▶ [INSTRUCTIONS TO FOLLOW]: Scan the lines below for the string "left" and copy every one that has it.

▶ [DATASET RECORDS]:
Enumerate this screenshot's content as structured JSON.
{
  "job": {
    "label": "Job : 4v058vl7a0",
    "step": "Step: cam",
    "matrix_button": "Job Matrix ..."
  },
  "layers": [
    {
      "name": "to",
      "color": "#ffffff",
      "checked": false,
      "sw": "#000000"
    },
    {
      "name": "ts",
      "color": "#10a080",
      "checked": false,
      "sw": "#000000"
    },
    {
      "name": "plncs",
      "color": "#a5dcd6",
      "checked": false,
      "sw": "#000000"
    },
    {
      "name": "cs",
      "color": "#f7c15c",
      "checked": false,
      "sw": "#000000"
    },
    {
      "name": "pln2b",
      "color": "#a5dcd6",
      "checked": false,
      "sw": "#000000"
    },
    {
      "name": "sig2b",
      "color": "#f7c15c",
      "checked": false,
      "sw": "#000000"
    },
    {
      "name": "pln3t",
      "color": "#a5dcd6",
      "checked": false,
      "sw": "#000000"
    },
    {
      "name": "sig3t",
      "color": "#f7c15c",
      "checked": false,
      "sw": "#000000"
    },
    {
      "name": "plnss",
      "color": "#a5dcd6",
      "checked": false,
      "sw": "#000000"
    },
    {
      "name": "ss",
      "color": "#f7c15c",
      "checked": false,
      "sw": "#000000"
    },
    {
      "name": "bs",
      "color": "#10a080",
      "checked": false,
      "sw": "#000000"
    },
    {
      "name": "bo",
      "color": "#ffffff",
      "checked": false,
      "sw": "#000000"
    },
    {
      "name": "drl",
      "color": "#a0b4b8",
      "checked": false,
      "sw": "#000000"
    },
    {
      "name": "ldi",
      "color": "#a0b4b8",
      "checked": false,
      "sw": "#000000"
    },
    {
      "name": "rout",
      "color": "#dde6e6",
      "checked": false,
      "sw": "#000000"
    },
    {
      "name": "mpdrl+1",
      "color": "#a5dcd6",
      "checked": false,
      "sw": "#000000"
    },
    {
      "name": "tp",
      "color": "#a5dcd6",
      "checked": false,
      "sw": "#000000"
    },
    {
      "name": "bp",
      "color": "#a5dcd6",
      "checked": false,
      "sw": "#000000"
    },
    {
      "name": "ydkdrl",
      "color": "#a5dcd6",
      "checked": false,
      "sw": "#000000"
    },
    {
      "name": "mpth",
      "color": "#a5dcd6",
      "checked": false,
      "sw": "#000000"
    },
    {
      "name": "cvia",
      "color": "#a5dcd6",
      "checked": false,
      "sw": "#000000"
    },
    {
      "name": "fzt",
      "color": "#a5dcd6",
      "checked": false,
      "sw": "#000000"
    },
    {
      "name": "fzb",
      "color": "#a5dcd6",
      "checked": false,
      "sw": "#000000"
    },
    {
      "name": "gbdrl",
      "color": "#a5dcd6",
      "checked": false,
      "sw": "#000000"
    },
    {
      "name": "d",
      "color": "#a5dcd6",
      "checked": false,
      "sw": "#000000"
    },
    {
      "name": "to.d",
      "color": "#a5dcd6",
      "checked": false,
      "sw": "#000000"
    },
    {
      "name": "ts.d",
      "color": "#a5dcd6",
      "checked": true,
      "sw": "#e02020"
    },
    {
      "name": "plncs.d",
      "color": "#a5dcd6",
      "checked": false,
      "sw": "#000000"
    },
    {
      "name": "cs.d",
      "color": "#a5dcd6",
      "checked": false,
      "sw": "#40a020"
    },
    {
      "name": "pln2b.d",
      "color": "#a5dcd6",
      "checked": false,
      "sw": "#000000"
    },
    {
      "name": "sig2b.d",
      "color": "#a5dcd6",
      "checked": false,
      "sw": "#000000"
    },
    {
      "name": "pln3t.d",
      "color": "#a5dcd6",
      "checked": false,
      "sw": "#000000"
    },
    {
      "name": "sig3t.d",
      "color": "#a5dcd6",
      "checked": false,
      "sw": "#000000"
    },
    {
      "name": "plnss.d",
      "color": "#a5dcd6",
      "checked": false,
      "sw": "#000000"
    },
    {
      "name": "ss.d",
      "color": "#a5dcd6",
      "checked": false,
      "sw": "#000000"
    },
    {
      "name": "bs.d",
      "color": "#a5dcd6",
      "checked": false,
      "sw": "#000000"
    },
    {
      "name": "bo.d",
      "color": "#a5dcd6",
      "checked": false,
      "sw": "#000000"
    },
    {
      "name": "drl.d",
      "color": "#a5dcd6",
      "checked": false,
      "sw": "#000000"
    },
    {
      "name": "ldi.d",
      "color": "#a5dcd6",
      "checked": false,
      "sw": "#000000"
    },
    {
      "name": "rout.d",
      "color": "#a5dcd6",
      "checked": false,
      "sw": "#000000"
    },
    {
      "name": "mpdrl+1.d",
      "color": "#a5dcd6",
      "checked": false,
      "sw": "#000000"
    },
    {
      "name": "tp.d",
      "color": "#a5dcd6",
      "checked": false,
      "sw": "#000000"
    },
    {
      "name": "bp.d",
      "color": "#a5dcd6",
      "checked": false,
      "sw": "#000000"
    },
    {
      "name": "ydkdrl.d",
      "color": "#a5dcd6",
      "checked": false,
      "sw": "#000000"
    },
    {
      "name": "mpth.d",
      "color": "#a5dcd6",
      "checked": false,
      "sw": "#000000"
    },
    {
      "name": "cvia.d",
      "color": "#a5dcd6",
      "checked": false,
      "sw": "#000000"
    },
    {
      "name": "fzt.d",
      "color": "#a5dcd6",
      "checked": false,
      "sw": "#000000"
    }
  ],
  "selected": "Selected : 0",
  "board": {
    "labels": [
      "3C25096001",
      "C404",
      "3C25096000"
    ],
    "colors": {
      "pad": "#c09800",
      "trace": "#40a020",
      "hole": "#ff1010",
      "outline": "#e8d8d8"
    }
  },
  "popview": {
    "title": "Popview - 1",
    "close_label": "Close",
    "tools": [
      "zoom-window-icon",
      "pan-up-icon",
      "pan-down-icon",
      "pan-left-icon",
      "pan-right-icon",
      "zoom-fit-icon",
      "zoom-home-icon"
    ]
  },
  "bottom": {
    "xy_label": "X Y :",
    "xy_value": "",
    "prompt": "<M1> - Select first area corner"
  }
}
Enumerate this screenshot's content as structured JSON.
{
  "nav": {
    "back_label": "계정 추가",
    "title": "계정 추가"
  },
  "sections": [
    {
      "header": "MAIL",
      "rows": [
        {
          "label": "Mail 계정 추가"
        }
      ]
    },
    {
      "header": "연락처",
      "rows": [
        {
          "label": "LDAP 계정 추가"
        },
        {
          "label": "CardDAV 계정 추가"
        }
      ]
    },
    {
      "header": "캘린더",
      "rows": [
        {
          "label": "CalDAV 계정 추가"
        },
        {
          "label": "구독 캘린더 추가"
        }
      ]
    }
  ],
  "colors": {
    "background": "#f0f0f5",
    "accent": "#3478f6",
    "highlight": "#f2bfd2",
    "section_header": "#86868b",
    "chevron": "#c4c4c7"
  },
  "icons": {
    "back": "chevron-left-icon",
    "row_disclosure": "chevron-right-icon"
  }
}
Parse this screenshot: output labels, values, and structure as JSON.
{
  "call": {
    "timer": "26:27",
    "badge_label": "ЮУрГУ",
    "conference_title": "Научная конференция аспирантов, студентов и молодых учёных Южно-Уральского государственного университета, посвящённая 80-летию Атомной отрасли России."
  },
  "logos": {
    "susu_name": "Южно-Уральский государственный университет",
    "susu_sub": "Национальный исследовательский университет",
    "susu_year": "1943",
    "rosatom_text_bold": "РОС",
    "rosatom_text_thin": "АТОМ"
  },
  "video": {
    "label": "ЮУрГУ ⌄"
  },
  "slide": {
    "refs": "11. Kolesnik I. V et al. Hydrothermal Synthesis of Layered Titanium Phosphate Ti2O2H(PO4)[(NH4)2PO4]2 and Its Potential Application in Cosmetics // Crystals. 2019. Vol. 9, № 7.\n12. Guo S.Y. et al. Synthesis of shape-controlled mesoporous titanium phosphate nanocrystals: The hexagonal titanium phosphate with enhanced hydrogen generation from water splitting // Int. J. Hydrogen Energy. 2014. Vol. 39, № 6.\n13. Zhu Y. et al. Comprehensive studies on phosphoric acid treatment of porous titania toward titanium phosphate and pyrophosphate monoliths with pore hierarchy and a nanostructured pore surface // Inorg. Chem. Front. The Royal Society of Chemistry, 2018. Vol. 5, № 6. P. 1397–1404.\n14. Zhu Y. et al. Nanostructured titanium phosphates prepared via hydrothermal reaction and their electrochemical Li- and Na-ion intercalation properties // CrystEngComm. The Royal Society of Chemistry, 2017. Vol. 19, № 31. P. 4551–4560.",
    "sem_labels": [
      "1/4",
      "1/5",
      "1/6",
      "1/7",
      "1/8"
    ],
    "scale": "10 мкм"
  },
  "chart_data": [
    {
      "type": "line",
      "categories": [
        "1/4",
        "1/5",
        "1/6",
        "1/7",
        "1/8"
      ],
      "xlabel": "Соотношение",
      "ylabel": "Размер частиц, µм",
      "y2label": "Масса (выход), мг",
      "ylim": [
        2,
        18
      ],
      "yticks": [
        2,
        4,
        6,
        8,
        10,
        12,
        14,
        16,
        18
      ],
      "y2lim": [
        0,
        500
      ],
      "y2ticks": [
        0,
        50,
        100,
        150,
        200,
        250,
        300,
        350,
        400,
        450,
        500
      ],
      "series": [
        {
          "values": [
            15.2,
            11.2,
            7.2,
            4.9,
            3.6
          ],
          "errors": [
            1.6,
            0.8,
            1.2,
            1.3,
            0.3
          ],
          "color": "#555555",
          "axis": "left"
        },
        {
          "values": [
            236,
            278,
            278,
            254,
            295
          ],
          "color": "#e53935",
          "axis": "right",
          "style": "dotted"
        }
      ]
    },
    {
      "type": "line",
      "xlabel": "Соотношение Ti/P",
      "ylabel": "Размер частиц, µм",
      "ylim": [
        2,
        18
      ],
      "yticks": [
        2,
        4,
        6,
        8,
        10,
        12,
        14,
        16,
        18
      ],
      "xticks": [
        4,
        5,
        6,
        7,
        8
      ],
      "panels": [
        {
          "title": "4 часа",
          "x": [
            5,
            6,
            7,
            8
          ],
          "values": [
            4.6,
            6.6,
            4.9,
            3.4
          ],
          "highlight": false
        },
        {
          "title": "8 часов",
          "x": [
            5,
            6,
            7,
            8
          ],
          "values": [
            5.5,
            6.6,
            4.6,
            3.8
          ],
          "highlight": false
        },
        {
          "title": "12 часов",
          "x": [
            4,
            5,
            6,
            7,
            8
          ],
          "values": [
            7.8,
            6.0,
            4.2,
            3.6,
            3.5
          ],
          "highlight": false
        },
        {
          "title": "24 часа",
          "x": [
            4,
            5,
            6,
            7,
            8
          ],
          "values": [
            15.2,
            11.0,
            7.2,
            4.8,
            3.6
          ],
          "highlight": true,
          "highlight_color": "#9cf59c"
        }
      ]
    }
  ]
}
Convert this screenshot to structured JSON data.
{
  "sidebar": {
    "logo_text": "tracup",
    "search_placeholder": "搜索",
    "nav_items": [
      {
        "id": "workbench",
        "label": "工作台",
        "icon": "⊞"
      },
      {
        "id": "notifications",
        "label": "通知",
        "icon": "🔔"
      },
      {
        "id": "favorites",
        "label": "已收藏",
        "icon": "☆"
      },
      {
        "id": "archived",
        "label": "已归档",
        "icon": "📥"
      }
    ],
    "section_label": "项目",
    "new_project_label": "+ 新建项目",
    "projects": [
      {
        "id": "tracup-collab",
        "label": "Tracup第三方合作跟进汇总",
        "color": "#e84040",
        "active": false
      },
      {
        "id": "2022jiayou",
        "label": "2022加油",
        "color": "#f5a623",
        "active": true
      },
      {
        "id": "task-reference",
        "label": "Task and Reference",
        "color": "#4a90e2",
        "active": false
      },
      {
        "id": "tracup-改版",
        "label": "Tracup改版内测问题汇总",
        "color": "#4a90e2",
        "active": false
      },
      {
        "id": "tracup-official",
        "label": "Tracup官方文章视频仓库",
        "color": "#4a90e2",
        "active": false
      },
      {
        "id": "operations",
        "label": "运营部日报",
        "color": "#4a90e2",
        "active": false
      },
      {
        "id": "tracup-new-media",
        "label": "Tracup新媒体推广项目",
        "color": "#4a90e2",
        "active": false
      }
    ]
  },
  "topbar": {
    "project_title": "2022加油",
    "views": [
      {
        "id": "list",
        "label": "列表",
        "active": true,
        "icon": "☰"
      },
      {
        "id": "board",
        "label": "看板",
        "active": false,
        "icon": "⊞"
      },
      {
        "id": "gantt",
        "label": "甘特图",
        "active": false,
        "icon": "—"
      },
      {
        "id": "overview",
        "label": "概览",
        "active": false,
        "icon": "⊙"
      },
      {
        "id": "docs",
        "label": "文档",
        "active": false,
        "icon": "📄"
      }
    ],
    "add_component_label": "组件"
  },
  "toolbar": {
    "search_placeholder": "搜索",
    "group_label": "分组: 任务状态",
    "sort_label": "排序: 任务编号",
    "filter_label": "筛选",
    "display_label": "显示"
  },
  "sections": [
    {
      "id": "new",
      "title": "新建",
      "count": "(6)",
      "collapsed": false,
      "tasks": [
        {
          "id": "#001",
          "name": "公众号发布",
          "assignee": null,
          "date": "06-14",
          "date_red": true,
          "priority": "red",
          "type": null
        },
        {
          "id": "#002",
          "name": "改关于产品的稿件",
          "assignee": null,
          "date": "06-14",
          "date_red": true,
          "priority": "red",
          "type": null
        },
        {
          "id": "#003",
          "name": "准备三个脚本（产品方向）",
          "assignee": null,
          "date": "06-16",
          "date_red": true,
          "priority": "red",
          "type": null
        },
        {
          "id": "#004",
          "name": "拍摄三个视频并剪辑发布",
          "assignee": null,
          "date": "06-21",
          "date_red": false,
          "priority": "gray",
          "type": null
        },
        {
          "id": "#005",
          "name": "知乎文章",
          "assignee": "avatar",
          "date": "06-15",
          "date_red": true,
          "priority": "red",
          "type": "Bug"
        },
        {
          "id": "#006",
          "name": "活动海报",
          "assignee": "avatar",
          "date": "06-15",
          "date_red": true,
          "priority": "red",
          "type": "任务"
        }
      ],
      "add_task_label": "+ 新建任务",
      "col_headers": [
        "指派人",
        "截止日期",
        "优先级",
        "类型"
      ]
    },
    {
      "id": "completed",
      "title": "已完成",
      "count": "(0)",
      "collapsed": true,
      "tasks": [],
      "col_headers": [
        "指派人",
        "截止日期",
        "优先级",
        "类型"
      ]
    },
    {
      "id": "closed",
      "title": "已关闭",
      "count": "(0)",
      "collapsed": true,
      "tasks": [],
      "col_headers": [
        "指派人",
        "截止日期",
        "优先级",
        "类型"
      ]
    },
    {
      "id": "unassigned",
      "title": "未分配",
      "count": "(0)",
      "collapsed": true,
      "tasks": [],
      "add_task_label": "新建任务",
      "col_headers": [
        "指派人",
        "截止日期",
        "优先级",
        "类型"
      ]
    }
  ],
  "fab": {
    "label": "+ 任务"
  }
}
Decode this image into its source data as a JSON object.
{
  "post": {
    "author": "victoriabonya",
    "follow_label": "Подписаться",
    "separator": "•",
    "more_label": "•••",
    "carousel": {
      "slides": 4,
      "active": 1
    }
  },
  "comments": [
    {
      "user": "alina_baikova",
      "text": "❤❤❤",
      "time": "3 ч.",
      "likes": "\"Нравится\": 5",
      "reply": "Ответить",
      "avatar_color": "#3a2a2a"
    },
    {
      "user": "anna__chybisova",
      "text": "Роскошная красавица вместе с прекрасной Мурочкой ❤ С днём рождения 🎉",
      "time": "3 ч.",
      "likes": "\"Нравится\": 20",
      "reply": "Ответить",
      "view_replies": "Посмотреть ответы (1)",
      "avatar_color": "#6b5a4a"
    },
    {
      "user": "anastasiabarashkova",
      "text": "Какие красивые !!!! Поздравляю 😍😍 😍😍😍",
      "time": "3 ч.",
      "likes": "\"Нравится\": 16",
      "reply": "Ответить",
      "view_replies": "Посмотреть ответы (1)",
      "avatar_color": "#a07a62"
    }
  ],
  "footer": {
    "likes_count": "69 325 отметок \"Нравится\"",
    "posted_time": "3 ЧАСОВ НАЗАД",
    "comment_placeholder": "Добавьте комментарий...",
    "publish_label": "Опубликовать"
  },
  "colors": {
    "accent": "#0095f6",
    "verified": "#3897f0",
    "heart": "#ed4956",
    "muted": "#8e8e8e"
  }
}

▶ [WRITTEN SOLUTION]:
      "pan-left-icon",
    "back": "chevron-left-icon",
          "axis": "left"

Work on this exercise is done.